* Instructions to follow
Go through the data below. List every line that holds the word "name".

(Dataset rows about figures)
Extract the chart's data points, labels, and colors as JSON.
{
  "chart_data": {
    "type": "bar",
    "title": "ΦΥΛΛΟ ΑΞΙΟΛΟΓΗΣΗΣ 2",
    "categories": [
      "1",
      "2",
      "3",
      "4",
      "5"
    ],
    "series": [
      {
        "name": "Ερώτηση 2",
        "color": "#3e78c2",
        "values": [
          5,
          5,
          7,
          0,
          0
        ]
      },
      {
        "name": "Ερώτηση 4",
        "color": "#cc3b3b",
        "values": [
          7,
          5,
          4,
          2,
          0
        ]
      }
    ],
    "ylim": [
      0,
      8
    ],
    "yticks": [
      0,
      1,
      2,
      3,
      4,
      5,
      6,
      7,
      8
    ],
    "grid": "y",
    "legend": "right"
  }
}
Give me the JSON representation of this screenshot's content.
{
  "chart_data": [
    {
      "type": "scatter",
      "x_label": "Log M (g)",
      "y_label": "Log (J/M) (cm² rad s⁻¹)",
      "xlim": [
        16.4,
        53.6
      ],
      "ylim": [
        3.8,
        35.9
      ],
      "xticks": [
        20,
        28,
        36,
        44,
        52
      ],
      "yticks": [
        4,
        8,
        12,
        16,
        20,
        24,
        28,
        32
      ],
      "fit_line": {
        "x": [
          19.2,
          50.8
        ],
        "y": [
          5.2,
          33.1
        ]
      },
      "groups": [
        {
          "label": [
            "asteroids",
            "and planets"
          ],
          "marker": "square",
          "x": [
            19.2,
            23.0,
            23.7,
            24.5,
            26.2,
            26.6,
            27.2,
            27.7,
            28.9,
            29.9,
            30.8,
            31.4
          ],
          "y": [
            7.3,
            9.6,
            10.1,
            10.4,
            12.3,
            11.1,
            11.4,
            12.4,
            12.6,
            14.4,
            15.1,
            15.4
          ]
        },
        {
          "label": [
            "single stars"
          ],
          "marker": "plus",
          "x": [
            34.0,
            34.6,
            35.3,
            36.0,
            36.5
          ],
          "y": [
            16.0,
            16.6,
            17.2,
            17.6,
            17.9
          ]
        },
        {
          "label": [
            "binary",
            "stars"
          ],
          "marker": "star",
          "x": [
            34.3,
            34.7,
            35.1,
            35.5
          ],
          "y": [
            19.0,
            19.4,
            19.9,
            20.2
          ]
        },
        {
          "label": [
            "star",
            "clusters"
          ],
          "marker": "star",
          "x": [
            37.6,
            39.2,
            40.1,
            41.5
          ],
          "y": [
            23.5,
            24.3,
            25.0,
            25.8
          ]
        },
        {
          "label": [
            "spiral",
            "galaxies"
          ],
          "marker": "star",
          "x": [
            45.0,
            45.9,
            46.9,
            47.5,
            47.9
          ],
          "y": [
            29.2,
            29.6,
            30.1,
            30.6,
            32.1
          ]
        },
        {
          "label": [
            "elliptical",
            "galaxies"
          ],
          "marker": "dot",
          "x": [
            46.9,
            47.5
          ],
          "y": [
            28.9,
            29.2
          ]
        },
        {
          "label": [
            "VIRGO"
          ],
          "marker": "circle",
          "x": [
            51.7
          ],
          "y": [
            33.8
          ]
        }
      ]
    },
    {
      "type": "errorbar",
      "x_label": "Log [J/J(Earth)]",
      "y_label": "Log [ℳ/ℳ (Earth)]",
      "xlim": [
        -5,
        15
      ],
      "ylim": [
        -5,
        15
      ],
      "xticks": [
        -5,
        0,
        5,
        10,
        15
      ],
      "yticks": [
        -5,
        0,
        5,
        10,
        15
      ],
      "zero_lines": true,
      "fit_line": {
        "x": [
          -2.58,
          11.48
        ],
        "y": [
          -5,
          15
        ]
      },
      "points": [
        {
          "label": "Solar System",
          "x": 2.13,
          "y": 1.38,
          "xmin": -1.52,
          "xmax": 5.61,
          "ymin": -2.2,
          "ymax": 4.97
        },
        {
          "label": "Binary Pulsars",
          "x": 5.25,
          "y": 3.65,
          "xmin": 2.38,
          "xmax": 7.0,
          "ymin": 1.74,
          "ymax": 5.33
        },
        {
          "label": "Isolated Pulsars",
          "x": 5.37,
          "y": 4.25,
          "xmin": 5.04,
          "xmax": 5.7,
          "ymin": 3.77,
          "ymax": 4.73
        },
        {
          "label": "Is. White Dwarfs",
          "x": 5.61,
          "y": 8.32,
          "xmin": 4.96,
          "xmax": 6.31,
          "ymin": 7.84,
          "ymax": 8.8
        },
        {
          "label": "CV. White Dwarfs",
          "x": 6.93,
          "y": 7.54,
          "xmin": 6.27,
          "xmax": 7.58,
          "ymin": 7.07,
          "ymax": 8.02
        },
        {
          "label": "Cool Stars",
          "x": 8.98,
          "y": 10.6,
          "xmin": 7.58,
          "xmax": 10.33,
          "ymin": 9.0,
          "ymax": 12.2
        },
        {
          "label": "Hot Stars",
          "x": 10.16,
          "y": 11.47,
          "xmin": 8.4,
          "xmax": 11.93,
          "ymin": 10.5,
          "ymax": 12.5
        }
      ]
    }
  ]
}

---

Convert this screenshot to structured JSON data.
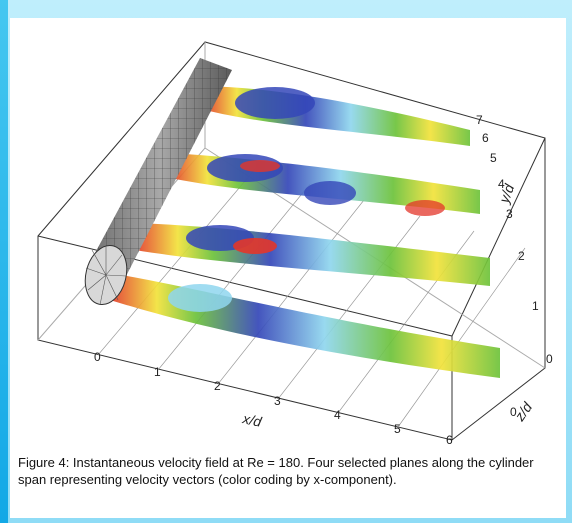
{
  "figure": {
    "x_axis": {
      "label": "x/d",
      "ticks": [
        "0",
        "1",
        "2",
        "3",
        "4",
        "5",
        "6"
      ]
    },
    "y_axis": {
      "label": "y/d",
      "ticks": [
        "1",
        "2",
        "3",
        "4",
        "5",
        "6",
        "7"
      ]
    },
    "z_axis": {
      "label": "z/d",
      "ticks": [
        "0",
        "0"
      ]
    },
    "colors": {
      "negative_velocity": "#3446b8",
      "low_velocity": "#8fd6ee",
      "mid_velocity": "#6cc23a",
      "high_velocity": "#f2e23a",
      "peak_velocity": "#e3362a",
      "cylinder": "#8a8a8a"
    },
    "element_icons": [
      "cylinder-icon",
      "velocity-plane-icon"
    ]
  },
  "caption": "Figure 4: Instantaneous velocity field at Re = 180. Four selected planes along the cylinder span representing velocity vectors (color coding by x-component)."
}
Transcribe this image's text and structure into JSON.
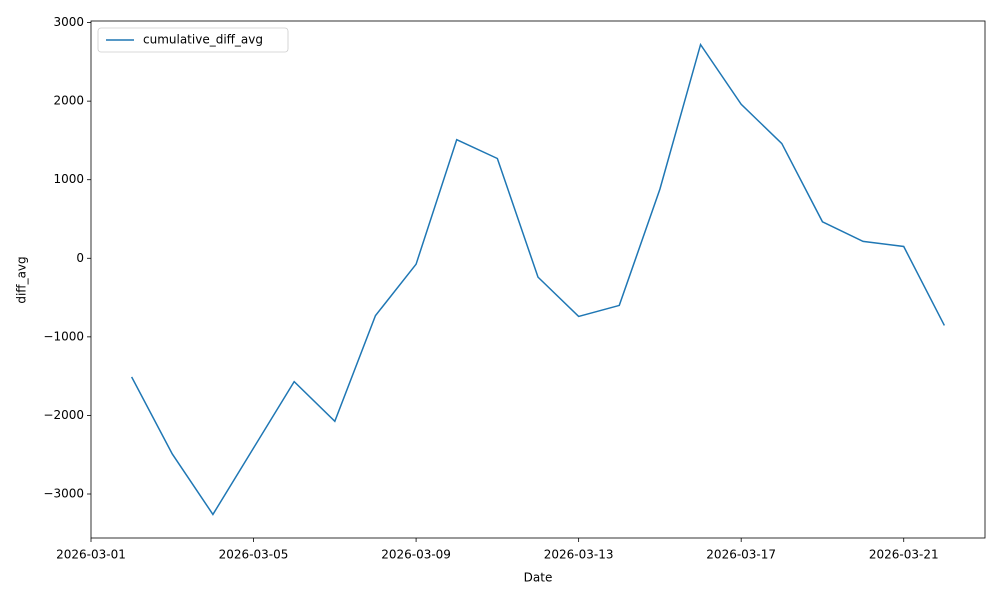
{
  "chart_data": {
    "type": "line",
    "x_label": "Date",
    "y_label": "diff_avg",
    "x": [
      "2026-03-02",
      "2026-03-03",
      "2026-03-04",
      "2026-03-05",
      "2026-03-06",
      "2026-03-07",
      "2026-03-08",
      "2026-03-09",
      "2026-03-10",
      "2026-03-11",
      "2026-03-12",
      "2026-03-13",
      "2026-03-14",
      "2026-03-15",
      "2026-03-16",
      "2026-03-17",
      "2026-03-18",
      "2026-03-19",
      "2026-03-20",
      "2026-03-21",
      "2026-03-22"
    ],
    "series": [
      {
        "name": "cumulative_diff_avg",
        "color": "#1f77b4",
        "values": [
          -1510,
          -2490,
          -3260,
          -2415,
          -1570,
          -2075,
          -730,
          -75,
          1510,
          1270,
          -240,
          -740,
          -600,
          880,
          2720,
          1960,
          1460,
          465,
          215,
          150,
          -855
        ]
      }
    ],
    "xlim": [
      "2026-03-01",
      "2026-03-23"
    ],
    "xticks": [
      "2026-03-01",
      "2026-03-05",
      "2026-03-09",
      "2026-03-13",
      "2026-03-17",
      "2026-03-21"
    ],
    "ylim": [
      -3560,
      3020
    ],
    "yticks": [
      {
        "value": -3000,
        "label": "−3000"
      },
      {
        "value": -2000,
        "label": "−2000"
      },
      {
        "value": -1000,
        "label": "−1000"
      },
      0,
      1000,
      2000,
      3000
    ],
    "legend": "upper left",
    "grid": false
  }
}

* Finished answer
        "name": "Ερώτηση 2",
        "name": "Ερώτηση 4",
        "name": "cumulative_diff_avg",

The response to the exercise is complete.